[Data excerpts]
—————

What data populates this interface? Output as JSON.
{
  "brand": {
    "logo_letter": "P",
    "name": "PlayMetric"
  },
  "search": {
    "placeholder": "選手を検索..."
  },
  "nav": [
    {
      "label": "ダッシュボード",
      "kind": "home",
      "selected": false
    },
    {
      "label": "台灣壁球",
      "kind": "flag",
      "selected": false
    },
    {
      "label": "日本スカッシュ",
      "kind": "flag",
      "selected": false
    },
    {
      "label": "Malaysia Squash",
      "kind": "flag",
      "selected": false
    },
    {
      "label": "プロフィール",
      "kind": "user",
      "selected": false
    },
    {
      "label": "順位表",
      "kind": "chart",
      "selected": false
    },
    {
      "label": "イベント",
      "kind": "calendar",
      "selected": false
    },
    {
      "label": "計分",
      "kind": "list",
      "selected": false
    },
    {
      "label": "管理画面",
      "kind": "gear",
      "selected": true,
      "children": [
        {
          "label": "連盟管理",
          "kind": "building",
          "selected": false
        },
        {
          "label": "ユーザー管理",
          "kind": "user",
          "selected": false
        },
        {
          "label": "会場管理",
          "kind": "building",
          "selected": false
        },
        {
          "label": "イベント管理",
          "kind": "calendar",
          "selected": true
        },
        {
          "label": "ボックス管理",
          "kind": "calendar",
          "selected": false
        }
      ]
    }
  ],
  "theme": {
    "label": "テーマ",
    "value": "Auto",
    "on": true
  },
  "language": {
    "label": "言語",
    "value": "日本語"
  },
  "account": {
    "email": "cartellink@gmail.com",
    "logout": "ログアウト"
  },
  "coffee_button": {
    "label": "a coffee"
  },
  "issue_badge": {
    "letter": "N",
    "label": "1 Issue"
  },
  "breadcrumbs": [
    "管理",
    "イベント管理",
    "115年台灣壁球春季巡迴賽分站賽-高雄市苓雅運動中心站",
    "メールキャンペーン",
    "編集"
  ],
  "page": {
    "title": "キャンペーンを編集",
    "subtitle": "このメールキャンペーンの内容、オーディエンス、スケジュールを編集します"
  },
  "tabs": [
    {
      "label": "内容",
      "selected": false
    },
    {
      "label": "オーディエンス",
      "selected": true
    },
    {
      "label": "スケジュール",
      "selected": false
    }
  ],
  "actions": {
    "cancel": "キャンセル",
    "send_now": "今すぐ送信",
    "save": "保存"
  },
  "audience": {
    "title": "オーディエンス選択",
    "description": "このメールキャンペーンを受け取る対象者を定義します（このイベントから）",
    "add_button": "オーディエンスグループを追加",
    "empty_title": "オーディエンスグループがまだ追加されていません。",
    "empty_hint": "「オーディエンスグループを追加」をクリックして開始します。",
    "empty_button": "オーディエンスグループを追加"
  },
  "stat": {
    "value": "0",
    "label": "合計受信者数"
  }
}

—————

» **REQUIRED WORK**: Retype all the records, matching them exactly.

» **CORRECT RESPONSE**:
What data populates this interface? Output as JSON.
{
  "brand": {
    "logo_letter": "P",
    "name": "PlayMetric"
  },
  "search": {
    "placeholder": "選手を検索..."
  },
  "nav": [
    {
      "label": "ダッシュボード",
      "kind": "home",
      "selected": false
    },
    {
      "label": "台灣壁球",
      "kind": "flag",
      "selected": false
    },
    {
      "label": "日本スカッシュ",
      "kind": "flag",
      "selected": false
    },
    {
      "label": "Malaysia Squash",
      "kind": "flag",
      "selected": false
    },
    {
      "label": "プロフィール",
      "kind": "user",
      "selected": false
    },
    {
      "label": "順位表",
      "kind": "chart",
      "selected": false
    },
    {
      "label": "イベント",
      "kind": "calendar",
      "selected": false
    },
    {
      "label": "計分",
      "kind": "list",
      "selected": false
    },
    {
      "label": "管理画面",
      "kind": "gear",
      "selected": true,
      "children": [
        {
          "label": "連盟管理",
          "kind": "building",
          "selected": false
        },
        {
          "label": "ユーザー管理",
          "kind": "user",
          "selected": false
        },
        {
          "label": "会場管理",
          "kind": "building",
          "selected": false
        },
        {
          "label": "イベント管理",
          "kind": "calendar",
          "selected": true
        },
        {
          "label": "ボックス管理",
          "kind": "calendar",
          "selected": false
        }
      ]
    }
  ],
  "theme": {
    "label": "テーマ",
    "value": "Auto",
    "on": true
  },
  "language": {
    "label": "言語",
    "value": "日本語"
  },
  "account": {
    "email": "cartellink@gmail.com",
    "logout": "ログアウト"
  },
  "coffee_button": {
    "label": "a coffee"
  },
  "issue_badge": {
    "letter": "N",
    "label": "1 Issue"
  },
  "breadcrumbs": [
    "管理",
    "イベント管理",
    "115年台灣壁球春季巡迴賽分站賽-高雄市苓雅運動中心站",
    "メールキャンペーン",
    "編集"
  ],
  "page": {
    "title": "キャンペーンを編集",
    "subtitle": "このメールキャンペーンの内容、オーディエンス、スケジュールを編集します"
  },
  "tabs": [
    {
      "label": "内容",
      "selected": false
    },
    {
      "label": "オーディエンス",
      "selected": true
    },
    {
      "label": "スケジュール",
      "selected": false
    }
  ],
  "actions": {
    "cancel": "キャンセル",
    "send_now": "今すぐ送信",
    "save": "保存"
  },
  "audience": {
    "title": "オーディエンス選択",
    "description": "このメールキャンペーンを受け取る対象者を定義します（このイベントから）",
    "add_button": "オーディエンスグループを追加",
    "empty_title": "オーディエンスグループがまだ追加されていません。",
    "empty_hint": "「オーディエンスグループを追加」をクリックして開始します。",
    "empty_button": "オーディエンスグループを追加"
  },
  "stat": {
    "value": "0",
    "label": "合計受信者数"
  }
}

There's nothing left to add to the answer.